THE PROBLEM -> Repeat every entry word for word, skipping the pictures.

WORKING DATA ->
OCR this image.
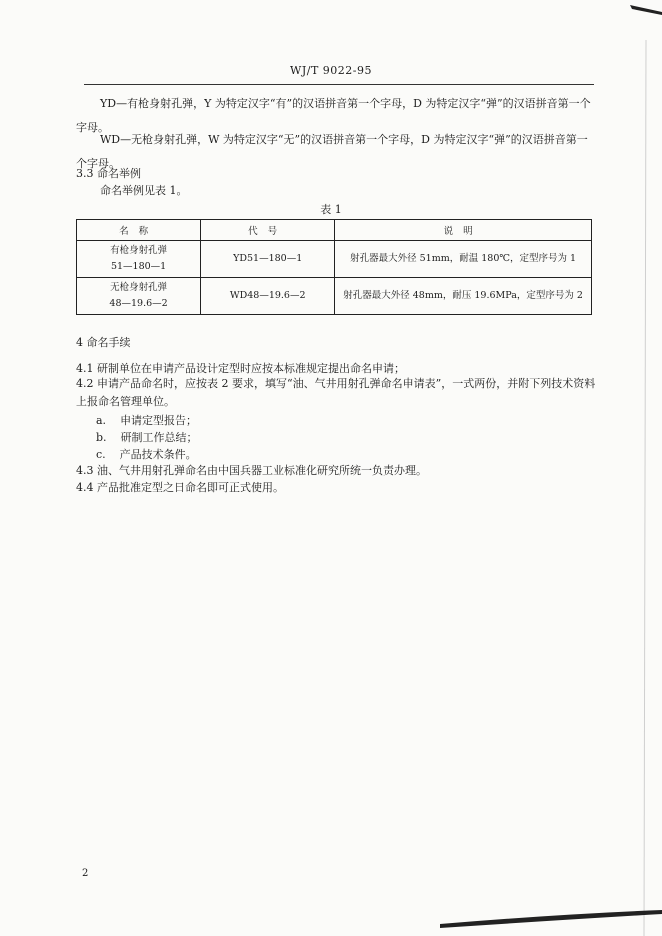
WJ/T 9022-95

YD—有枪身射孔弹，Y 为特定汉字“有”的汉语拼音第一个字母，D 为特定汉字“弹”的汉语拼音第一个字母。

WD—无枪身射孔弹，W 为特定汉字“无”的汉语拼音第一个字母，D 为特定汉字“弹”的汉语拼音第一个字母。

3.3 命名举例
命名举例见表 1。
表 1
名称	代号	说明

有枪身射孔弹
51—180—1	YD51—180—1	射孔器最大外径 51mm，耐温 180℃，定型序号为 1

无枪身射孔弹
48—19.6—2	WD48—19.6—2	射孔器最大外径 48mm，耐压 19.6MPa，定型序号为 2
4 命名手续
4.1 研制单位在申请产品设计定型时应按本标准规定提出命名申请；

4.2 申请产品命名时，应按表 2 要求，填写“油、气井用射孔弹命名申请表”，一式两份，并附下列技术资料上报命名管理单位。

a. 申请定型报告；
b. 研制工作总结；
c. 产品技术条件。
4.3 油、气井用射孔弹命名由中国兵器工业标准化研究所统一负责办理。
4.4 产品批准定型之日命名即可正式使用。
2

TASK RESULT ->
OCR this image.
WJ/T 9022-95

YD—有枪身射孔弹，Y 为特定汉字“有”的汉语拼音第一个字母，D 为特定汉字“弹”的汉语拼音第一个字母。

WD—无枪身射孔弹，W 为特定汉字“无”的汉语拼音第一个字母，D 为特定汉字“弹”的汉语拼音第一个字母。

3.3 命名举例
命名举例见表 1。
表 1
名称	代号	说明

有枪身射孔弹
51—180—1	YD51—180—1	射孔器最大外径 51mm，耐温 180℃，定型序号为 1

无枪身射孔弹
48—19.6—2	WD48—19.6—2	射孔器最大外径 48mm，耐压 19.6MPa，定型序号为 2
4 命名手续
4.1 研制单位在申请产品设计定型时应按本标准规定提出命名申请；

4.2 申请产品命名时，应按表 2 要求，填写“油、气井用射孔弹命名申请表”，一式两份，并附下列技术资料上报命名管理单位。

a. 申请定型报告；
b. 研制工作总结；
c. 产品技术条件。
4.3 油、气井用射孔弹命名由中国兵器工业标准化研究所统一负责办理。
4.4 产品批准定型之日命名即可正式使用。
2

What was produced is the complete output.